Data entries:
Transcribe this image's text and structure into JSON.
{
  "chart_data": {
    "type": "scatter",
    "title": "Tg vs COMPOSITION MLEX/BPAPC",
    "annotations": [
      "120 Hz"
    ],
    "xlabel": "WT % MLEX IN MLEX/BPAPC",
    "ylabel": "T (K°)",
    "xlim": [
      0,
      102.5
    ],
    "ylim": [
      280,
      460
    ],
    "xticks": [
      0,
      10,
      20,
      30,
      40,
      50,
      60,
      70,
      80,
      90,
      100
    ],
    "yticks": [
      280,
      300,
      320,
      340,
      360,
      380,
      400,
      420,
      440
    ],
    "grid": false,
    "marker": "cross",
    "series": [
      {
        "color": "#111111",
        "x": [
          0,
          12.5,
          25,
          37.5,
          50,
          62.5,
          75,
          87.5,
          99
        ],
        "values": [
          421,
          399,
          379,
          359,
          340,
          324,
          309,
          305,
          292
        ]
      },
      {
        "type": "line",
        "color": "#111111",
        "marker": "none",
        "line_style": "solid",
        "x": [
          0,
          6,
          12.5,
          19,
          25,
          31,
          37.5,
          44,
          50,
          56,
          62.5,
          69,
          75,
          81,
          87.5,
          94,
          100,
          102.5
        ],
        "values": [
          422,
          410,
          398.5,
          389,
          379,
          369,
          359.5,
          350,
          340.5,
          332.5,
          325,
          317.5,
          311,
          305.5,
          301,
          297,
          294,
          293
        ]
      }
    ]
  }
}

■ **Task statement**
Retype each record exactly, leaving nothing out.

■ **The reply**
Transcribe this image's text and structure into JSON.
{
  "chart_data": {
    "type": "scatter",
    "title": "Tg vs COMPOSITION MLEX/BPAPC",
    "annotations": [
      "120 Hz"
    ],
    "xlabel": "WT % MLEX IN MLEX/BPAPC",
    "ylabel": "T (K°)",
    "xlim": [
      0,
      102.5
    ],
    "ylim": [
      280,
      460
    ],
    "xticks": [
      0,
      10,
      20,
      30,
      40,
      50,
      60,
      70,
      80,
      90,
      100
    ],
    "yticks": [
      280,
      300,
      320,
      340,
      360,
      380,
      400,
      420,
      440
    ],
    "grid": false,
    "marker": "cross",
    "series": [
      {
        "color": "#111111",
        "x": [
          0,
          12.5,
          25,
          37.5,
          50,
          62.5,
          75,
          87.5,
          99
        ],
        "values": [
          421,
          399,
          379,
          359,
          340,
          324,
          309,
          305,
          292
        ]
      },
      {
        "type": "line",
        "color": "#111111",
        "marker": "none",
        "line_style": "solid",
        "x": [
          0,
          6,
          12.5,
          19,
          25,
          31,
          37.5,
          44,
          50,
          56,
          62.5,
          69,
          75,
          81,
          87.5,
          94,
          100,
          102.5
        ],
        "values": [
          422,
          410,
          398.5,
          389,
          379,
          369,
          359.5,
          350,
          340.5,
          332.5,
          325,
          317.5,
          311,
          305.5,
          301,
          297,
          294,
          293
        ]
      }
    ]
  }
}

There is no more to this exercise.